▶ _Problem statement_
Without the images, write out the whole listing exactly.

[Structured figure records]
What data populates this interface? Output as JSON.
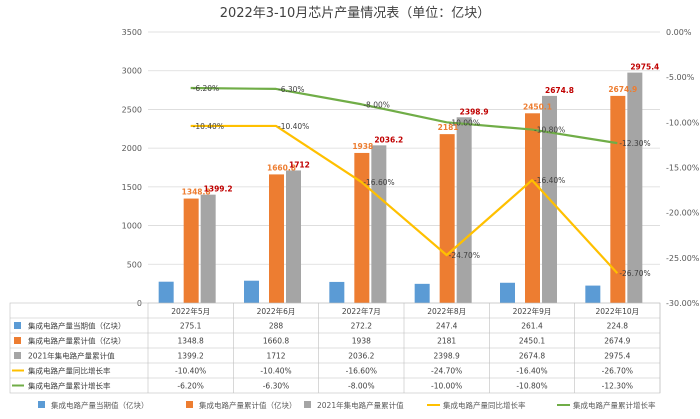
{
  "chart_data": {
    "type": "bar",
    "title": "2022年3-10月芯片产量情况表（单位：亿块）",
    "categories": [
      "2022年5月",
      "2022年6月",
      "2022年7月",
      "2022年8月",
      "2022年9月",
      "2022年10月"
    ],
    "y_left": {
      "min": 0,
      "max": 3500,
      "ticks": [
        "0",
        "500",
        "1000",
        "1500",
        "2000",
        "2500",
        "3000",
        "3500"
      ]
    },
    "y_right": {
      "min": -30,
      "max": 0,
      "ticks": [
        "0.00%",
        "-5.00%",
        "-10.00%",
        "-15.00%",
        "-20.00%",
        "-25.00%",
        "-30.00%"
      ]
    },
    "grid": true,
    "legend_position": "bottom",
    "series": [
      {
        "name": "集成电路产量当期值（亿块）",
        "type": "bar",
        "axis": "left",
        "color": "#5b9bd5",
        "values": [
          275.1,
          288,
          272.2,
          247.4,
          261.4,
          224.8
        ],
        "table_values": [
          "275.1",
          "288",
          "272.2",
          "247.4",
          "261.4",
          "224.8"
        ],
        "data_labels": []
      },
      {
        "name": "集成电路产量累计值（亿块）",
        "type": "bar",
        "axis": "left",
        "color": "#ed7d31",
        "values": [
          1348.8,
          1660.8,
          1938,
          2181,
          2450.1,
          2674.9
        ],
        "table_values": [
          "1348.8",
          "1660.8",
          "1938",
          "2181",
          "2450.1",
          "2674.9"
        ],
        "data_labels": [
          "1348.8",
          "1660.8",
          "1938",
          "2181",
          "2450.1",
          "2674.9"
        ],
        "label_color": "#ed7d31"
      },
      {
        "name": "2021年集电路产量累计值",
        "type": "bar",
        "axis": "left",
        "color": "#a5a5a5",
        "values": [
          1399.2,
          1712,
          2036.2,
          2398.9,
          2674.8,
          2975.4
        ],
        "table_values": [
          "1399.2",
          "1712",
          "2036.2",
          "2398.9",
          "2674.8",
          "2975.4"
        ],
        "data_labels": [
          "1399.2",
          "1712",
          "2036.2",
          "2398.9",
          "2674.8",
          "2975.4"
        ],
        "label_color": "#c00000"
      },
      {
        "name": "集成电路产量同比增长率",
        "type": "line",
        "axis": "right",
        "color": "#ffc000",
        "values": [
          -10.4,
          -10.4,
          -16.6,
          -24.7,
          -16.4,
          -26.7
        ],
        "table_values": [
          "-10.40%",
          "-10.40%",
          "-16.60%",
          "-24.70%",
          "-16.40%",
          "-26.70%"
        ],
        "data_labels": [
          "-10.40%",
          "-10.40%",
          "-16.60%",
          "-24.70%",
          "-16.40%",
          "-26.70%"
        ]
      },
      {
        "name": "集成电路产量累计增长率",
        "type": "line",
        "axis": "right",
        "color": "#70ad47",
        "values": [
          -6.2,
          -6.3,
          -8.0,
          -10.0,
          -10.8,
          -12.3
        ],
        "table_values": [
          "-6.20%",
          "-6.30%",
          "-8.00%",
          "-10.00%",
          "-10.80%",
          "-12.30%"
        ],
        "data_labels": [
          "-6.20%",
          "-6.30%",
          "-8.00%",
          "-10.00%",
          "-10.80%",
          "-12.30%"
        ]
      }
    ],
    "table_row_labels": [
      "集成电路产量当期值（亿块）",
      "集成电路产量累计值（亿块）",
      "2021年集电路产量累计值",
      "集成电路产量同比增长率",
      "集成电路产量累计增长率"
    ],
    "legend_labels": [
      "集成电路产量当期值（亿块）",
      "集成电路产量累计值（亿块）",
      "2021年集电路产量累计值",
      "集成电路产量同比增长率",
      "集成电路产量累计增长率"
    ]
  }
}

▶ _Solution for this problem_
What data populates this interface? Output as JSON.
{
  "chart_data": {
    "type": "bar",
    "title": "2022年3-10月芯片产量情况表（单位：亿块）",
    "categories": [
      "2022年5月",
      "2022年6月",
      "2022年7月",
      "2022年8月",
      "2022年9月",
      "2022年10月"
    ],
    "y_left": {
      "min": 0,
      "max": 3500,
      "ticks": [
        "0",
        "500",
        "1000",
        "1500",
        "2000",
        "2500",
        "3000",
        "3500"
      ]
    },
    "y_right": {
      "min": -30,
      "max": 0,
      "ticks": [
        "0.00%",
        "-5.00%",
        "-10.00%",
        "-15.00%",
        "-20.00%",
        "-25.00%",
        "-30.00%"
      ]
    },
    "grid": true,
    "legend_position": "bottom",
    "series": [
      {
        "name": "集成电路产量当期值（亿块）",
        "type": "bar",
        "axis": "left",
        "color": "#5b9bd5",
        "values": [
          275.1,
          288,
          272.2,
          247.4,
          261.4,
          224.8
        ],
        "table_values": [
          "275.1",
          "288",
          "272.2",
          "247.4",
          "261.4",
          "224.8"
        ],
        "data_labels": []
      },
      {
        "name": "集成电路产量累计值（亿块）",
        "type": "bar",
        "axis": "left",
        "color": "#ed7d31",
        "values": [
          1348.8,
          1660.8,
          1938,
          2181,
          2450.1,
          2674.9
        ],
        "table_values": [
          "1348.8",
          "1660.8",
          "1938",
          "2181",
          "2450.1",
          "2674.9"
        ],
        "data_labels": [
          "1348.8",
          "1660.8",
          "1938",
          "2181",
          "2450.1",
          "2674.9"
        ],
        "label_color": "#ed7d31"
      },
      {
        "name": "2021年集电路产量累计值",
        "type": "bar",
        "axis": "left",
        "color": "#a5a5a5",
        "values": [
          1399.2,
          1712,
          2036.2,
          2398.9,
          2674.8,
          2975.4
        ],
        "table_values": [
          "1399.2",
          "1712",
          "2036.2",
          "2398.9",
          "2674.8",
          "2975.4"
        ],
        "data_labels": [
          "1399.2",
          "1712",
          "2036.2",
          "2398.9",
          "2674.8",
          "2975.4"
        ],
        "label_color": "#c00000"
      },
      {
        "name": "集成电路产量同比增长率",
        "type": "line",
        "axis": "right",
        "color": "#ffc000",
        "values": [
          -10.4,
          -10.4,
          -16.6,
          -24.7,
          -16.4,
          -26.7
        ],
        "table_values": [
          "-10.40%",
          "-10.40%",
          "-16.60%",
          "-24.70%",
          "-16.40%",
          "-26.70%"
        ],
        "data_labels": [
          "-10.40%",
          "-10.40%",
          "-16.60%",
          "-24.70%",
          "-16.40%",
          "-26.70%"
        ]
      },
      {
        "name": "集成电路产量累计增长率",
        "type": "line",
        "axis": "right",
        "color": "#70ad47",
        "values": [
          -6.2,
          -6.3,
          -8.0,
          -10.0,
          -10.8,
          -12.3
        ],
        "table_values": [
          "-6.20%",
          "-6.30%",
          "-8.00%",
          "-10.00%",
          "-10.80%",
          "-12.30%"
        ],
        "data_labels": [
          "-6.20%",
          "-6.30%",
          "-8.00%",
          "-10.00%",
          "-10.80%",
          "-12.30%"
        ]
      }
    ],
    "table_row_labels": [
      "集成电路产量当期值（亿块）",
      "集成电路产量累计值（亿块）",
      "2021年集电路产量累计值",
      "集成电路产量同比增长率",
      "集成电路产量累计增长率"
    ],
    "legend_labels": [
      "集成电路产量当期值（亿块）",
      "集成电路产量累计值（亿块）",
      "2021年集电路产量累计值",
      "集成电路产量同比增长率",
      "集成电路产量累计增长率"
    ]
  }
}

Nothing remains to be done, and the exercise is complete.